WORK TO COMPLETE: Print out the entries below with no edits.

SOURCE MATERIAL:
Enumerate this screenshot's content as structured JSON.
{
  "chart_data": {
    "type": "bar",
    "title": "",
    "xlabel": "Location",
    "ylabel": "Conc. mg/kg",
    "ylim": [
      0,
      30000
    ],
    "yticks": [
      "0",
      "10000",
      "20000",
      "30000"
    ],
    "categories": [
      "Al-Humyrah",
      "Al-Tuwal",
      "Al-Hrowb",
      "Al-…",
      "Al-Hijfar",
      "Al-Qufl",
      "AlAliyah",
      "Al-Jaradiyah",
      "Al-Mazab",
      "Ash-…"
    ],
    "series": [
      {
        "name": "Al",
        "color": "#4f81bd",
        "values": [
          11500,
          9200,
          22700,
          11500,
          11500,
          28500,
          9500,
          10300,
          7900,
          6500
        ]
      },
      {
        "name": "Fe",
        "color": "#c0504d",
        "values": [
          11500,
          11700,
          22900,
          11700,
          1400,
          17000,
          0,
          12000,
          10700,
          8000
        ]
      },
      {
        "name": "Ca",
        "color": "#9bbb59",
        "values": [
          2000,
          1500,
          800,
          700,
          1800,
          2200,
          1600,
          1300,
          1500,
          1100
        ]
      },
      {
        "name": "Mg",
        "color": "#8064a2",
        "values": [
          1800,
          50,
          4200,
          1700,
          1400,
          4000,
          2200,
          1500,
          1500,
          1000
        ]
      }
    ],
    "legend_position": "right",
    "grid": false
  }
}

WRITTEN REPLY:
Enumerate this screenshot's content as structured JSON.
{
  "chart_data": {
    "type": "bar",
    "title": "",
    "xlabel": "Location",
    "ylabel": "Conc. mg/kg",
    "ylim": [
      0,
      30000
    ],
    "yticks": [
      "0",
      "10000",
      "20000",
      "30000"
    ],
    "categories": [
      "Al-Humyrah",
      "Al-Tuwal",
      "Al-Hrowb",
      "Al-…",
      "Al-Hijfar",
      "Al-Qufl",
      "AlAliyah",
      "Al-Jaradiyah",
      "Al-Mazab",
      "Ash-…"
    ],
    "series": [
      {
        "name": "Al",
        "color": "#4f81bd",
        "values": [
          11500,
          9200,
          22700,
          11500,
          11500,
          28500,
          9500,
          10300,
          7900,
          6500
        ]
      },
      {
        "name": "Fe",
        "color": "#c0504d",
        "values": [
          11500,
          11700,
          22900,
          11700,
          1400,
          17000,
          0,
          12000,
          10700,
          8000
        ]
      },
      {
        "name": "Ca",
        "color": "#9bbb59",
        "values": [
          2000,
          1500,
          800,
          700,
          1800,
          2200,
          1600,
          1300,
          1500,
          1100
        ]
      },
      {
        "name": "Mg",
        "color": "#8064a2",
        "values": [
          1800,
          50,
          4200,
          1700,
          1400,
          4000,
          2200,
          1500,
          1500,
          1000
        ]
      }
    ],
    "legend_position": "right",
    "grid": false
  }
}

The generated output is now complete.